● Supplied records
▼

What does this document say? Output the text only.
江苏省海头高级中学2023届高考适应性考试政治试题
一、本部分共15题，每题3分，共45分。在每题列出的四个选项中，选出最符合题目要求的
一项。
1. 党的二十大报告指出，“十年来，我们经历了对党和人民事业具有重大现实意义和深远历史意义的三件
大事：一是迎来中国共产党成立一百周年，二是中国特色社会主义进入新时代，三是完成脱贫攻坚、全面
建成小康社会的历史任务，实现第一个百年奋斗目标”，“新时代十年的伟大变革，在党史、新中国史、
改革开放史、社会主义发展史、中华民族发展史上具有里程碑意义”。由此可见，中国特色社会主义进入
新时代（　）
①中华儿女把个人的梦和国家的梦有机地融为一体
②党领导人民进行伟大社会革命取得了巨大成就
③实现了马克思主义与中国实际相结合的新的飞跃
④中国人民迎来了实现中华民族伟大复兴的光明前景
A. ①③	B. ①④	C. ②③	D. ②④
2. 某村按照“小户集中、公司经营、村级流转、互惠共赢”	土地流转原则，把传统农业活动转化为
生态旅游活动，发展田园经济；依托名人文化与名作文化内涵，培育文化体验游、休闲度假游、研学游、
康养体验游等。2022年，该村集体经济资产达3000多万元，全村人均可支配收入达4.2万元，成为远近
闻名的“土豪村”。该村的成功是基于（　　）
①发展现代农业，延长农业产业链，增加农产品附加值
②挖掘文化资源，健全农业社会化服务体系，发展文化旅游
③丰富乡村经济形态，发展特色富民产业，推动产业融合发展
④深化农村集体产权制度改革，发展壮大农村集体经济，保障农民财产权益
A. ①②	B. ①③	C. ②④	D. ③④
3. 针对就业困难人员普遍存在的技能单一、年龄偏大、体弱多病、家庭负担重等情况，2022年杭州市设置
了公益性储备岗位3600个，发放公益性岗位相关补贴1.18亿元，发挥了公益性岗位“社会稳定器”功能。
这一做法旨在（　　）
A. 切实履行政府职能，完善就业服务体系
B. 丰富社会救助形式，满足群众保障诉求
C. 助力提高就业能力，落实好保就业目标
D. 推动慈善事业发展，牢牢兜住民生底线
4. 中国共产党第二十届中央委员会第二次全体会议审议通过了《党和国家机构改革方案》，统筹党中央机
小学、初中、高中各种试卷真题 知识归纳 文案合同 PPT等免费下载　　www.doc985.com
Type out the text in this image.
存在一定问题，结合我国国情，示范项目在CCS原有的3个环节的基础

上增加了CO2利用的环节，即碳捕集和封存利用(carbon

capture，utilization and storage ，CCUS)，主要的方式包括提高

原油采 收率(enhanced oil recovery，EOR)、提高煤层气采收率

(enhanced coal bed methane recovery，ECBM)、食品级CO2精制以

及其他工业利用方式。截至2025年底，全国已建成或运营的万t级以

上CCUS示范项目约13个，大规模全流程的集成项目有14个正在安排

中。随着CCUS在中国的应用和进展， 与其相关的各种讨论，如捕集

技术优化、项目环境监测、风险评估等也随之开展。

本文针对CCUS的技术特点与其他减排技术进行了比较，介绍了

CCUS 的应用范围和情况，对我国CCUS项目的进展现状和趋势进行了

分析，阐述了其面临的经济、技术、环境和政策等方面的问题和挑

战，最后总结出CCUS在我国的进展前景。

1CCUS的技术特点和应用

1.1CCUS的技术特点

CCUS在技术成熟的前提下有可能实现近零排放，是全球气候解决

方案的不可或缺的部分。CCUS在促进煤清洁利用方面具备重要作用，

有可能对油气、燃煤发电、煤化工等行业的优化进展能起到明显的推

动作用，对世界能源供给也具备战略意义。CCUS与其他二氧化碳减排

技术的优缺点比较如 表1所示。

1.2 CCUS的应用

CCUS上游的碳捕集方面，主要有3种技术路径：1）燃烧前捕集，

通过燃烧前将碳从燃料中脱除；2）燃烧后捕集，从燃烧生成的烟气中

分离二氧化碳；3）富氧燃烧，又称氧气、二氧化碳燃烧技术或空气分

▲

● What you have to do
Identify and copy the lines holding the word "recovery".

● Output of the task
原油采 收率(enhanced oil recovery，EOR)、提高煤层气采收率
(enhanced coal bed methane recovery，ECBM)、食品级CO2精制以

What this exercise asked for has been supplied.